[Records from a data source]
----------------------------------------

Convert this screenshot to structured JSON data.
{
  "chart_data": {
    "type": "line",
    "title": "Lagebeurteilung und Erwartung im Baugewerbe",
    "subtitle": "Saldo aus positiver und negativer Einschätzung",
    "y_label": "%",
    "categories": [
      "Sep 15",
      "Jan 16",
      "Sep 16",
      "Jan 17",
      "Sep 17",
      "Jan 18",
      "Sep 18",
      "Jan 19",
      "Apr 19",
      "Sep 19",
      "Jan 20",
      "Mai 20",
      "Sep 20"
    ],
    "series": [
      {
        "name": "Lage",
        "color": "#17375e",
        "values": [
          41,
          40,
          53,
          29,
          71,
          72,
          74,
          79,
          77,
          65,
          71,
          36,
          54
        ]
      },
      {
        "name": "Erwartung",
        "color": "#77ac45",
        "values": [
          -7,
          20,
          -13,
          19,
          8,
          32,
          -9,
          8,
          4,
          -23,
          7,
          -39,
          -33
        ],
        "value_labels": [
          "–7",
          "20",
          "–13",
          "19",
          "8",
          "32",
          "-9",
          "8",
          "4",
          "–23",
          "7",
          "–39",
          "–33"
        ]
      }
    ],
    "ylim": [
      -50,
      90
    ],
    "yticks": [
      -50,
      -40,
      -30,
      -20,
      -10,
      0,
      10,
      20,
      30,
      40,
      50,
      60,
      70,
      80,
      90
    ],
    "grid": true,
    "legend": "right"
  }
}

----------------------------------------

#### YOUR INSTRUCTIONS:
Your task is to retype all the records above with nothing left out.

#### RIGHT ANSWER:
Convert this screenshot to structured JSON data.
{
  "chart_data": {
    "type": "line",
    "title": "Lagebeurteilung und Erwartung im Baugewerbe",
    "subtitle": "Saldo aus positiver und negativer Einschätzung",
    "y_label": "%",
    "categories": [
      "Sep 15",
      "Jan 16",
      "Sep 16",
      "Jan 17",
      "Sep 17",
      "Jan 18",
      "Sep 18",
      "Jan 19",
      "Apr 19",
      "Sep 19",
      "Jan 20",
      "Mai 20",
      "Sep 20"
    ],
    "series": [
      {
        "name": "Lage",
        "color": "#17375e",
        "values": [
          41,
          40,
          53,
          29,
          71,
          72,
          74,
          79,
          77,
          65,
          71,
          36,
          54
        ]
      },
      {
        "name": "Erwartung",
        "color": "#77ac45",
        "values": [
          -7,
          20,
          -13,
          19,
          8,
          32,
          -9,
          8,
          4,
          -23,
          7,
          -39,
          -33
        ],
        "value_labels": [
          "–7",
          "20",
          "–13",
          "19",
          "8",
          "32",
          "-9",
          "8",
          "4",
          "–23",
          "7",
          "–39",
          "–33"
        ]
      }
    ],
    "ylim": [
      -50,
      90
    ],
    "yticks": [
      -50,
      -40,
      -30,
      -20,
      -10,
      0,
      10,
      20,
      30,
      40,
      50,
      60,
      70,
      80,
      90
    ],
    "grid": true,
    "legend": "right"
  }
}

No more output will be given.